Aim of the exercise
Check each line of the material below, and copy it if it holds the string "Basic".

Supplied data
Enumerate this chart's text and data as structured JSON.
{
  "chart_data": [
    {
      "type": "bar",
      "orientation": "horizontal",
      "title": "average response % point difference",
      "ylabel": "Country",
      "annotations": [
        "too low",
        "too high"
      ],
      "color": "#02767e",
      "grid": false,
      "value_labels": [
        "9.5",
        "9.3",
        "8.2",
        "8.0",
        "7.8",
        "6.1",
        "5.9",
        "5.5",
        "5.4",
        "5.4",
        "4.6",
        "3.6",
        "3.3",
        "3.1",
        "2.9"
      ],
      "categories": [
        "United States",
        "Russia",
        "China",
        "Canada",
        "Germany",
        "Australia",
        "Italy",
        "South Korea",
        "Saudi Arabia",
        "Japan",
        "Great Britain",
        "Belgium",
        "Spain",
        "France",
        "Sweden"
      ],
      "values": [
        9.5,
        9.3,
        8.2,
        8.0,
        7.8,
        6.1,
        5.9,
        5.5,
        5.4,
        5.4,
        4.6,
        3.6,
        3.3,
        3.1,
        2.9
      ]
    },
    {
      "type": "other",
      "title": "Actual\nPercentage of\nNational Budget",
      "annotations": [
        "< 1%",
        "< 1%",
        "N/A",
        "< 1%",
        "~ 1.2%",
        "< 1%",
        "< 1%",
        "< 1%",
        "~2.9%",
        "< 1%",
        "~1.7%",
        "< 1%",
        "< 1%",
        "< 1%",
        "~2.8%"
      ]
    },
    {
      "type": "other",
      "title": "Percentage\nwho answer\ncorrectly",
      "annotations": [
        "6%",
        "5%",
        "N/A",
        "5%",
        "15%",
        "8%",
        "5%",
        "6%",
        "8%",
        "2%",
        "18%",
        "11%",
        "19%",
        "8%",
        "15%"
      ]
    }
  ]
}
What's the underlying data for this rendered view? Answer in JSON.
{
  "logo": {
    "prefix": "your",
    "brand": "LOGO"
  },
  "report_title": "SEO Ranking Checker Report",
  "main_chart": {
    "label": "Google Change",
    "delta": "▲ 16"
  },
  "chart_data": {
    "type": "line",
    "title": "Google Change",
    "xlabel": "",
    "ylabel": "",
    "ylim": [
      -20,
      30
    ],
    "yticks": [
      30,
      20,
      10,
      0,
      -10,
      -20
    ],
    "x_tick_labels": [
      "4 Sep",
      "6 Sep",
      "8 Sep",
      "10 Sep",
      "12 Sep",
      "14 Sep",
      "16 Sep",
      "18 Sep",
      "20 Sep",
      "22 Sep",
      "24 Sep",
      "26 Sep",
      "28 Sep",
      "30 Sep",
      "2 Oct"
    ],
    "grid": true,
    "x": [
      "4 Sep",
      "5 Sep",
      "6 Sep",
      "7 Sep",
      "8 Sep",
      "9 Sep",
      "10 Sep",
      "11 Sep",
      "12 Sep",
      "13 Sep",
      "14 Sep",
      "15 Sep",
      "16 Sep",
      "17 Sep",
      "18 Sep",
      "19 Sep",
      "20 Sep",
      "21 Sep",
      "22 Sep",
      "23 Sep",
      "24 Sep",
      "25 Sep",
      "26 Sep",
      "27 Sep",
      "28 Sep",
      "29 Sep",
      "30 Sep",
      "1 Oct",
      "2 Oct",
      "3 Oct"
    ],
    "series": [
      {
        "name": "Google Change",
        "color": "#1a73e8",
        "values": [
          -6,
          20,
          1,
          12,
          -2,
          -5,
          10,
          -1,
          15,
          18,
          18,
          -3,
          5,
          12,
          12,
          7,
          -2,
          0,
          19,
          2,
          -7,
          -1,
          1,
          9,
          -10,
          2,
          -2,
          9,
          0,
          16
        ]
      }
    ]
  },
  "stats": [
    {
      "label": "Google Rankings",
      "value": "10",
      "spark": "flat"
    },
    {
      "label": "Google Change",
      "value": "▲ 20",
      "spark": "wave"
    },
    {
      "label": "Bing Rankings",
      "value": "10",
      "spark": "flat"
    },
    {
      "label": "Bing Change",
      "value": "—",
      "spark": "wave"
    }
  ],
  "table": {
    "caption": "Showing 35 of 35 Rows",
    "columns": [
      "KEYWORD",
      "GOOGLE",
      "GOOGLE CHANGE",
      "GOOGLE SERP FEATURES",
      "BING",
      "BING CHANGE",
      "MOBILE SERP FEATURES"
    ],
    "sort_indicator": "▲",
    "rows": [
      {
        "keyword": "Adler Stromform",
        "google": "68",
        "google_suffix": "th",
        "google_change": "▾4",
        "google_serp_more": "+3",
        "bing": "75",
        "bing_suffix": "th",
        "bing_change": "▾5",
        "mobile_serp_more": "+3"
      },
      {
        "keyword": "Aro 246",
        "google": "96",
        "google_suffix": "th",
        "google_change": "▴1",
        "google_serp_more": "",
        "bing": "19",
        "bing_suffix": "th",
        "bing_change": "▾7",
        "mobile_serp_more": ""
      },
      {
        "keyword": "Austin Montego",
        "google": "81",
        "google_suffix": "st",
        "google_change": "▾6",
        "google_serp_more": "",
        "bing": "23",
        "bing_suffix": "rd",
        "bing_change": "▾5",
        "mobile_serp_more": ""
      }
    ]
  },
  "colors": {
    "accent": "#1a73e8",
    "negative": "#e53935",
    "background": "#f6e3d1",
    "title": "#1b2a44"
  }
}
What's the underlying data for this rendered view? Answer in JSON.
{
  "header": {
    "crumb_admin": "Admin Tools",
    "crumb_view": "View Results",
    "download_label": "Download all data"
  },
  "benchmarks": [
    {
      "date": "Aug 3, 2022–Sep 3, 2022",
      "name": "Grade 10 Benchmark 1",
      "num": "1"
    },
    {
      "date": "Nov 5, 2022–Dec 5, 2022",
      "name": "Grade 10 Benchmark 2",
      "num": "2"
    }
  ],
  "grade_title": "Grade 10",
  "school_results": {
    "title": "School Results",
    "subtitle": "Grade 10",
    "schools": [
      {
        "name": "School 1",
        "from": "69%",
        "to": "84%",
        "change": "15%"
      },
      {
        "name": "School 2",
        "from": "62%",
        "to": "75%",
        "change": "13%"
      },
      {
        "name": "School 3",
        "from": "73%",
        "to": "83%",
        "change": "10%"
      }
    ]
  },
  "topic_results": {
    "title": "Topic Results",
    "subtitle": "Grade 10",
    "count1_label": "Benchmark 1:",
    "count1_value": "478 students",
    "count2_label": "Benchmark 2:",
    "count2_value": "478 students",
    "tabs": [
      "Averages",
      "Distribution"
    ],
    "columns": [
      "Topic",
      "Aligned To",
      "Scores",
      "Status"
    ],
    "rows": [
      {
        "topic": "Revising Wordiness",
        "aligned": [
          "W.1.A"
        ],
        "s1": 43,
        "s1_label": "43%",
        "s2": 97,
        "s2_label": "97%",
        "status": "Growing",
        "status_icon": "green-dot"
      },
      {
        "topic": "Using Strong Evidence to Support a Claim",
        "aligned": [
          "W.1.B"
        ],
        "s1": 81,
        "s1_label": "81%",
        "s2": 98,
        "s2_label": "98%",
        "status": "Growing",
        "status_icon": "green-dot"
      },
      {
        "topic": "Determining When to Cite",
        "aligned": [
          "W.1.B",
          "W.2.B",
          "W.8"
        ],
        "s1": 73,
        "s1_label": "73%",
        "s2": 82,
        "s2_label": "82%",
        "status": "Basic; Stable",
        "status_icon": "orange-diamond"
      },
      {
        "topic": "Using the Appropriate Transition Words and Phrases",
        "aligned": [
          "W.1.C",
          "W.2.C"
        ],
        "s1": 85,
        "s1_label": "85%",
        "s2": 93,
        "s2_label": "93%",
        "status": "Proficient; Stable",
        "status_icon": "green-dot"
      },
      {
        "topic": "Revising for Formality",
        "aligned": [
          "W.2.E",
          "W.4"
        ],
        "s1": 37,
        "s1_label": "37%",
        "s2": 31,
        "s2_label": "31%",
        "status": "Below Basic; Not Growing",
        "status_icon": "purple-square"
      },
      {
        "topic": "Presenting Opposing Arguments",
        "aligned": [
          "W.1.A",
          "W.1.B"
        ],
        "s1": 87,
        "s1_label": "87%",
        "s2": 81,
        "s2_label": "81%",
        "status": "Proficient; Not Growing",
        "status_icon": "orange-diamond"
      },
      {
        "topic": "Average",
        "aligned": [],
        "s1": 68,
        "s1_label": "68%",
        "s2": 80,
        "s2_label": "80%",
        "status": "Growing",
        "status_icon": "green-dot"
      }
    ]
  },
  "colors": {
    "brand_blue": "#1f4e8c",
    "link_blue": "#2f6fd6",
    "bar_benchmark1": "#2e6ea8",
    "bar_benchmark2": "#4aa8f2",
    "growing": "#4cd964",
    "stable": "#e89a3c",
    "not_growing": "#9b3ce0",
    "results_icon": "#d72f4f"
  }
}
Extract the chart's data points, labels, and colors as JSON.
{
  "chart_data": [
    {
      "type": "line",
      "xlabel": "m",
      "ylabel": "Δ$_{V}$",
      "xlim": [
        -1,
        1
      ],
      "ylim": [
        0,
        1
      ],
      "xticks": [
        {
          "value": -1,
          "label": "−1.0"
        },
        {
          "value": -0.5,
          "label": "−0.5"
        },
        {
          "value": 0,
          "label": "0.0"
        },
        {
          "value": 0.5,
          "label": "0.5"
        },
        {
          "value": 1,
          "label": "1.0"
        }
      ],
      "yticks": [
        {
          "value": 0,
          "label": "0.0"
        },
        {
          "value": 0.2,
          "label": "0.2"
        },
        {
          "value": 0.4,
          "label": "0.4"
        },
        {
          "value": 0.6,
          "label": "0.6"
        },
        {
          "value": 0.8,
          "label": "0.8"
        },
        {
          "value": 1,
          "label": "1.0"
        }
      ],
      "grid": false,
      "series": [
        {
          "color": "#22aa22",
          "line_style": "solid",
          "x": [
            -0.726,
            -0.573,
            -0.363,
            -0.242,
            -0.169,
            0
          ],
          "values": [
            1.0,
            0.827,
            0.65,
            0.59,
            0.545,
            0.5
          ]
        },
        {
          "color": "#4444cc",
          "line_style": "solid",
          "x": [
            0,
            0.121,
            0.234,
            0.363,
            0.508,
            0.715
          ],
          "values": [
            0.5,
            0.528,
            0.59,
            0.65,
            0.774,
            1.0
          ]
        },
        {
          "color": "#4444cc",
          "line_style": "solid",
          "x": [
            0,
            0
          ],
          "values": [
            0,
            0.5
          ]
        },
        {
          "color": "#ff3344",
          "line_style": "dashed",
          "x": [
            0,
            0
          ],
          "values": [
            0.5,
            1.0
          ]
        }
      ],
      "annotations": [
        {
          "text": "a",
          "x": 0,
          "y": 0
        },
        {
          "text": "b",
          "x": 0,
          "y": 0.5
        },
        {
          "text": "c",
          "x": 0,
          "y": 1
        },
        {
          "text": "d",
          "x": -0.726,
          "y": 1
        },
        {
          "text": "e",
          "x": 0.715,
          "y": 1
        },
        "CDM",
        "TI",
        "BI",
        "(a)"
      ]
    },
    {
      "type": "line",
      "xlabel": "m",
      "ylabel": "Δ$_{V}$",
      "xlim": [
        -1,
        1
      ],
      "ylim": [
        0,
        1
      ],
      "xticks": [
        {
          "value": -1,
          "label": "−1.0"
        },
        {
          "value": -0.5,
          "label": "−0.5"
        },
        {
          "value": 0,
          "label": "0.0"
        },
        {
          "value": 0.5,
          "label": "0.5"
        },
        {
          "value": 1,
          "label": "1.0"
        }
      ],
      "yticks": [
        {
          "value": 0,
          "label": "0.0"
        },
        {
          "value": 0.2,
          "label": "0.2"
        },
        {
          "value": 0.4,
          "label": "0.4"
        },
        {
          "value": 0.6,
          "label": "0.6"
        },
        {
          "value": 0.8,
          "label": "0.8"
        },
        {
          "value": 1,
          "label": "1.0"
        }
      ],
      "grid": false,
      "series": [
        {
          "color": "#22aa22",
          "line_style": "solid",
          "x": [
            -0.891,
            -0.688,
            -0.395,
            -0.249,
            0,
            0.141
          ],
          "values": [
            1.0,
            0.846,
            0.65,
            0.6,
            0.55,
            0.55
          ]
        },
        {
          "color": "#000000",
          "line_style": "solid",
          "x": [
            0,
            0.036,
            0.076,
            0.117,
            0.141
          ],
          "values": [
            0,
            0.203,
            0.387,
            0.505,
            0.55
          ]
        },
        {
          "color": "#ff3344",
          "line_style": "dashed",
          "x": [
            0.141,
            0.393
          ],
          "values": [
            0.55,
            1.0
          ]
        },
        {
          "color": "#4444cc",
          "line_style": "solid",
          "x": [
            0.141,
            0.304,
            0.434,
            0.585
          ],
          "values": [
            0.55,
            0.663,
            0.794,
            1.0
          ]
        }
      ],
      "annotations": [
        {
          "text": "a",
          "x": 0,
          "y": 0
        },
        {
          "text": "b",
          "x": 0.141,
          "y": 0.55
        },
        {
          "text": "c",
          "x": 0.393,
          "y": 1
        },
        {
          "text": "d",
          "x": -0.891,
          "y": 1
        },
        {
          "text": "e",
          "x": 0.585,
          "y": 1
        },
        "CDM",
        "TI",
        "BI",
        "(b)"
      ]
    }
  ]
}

Written solution
        "status": "Basic; Stable",
        "status": "Below Basic; Not Growing",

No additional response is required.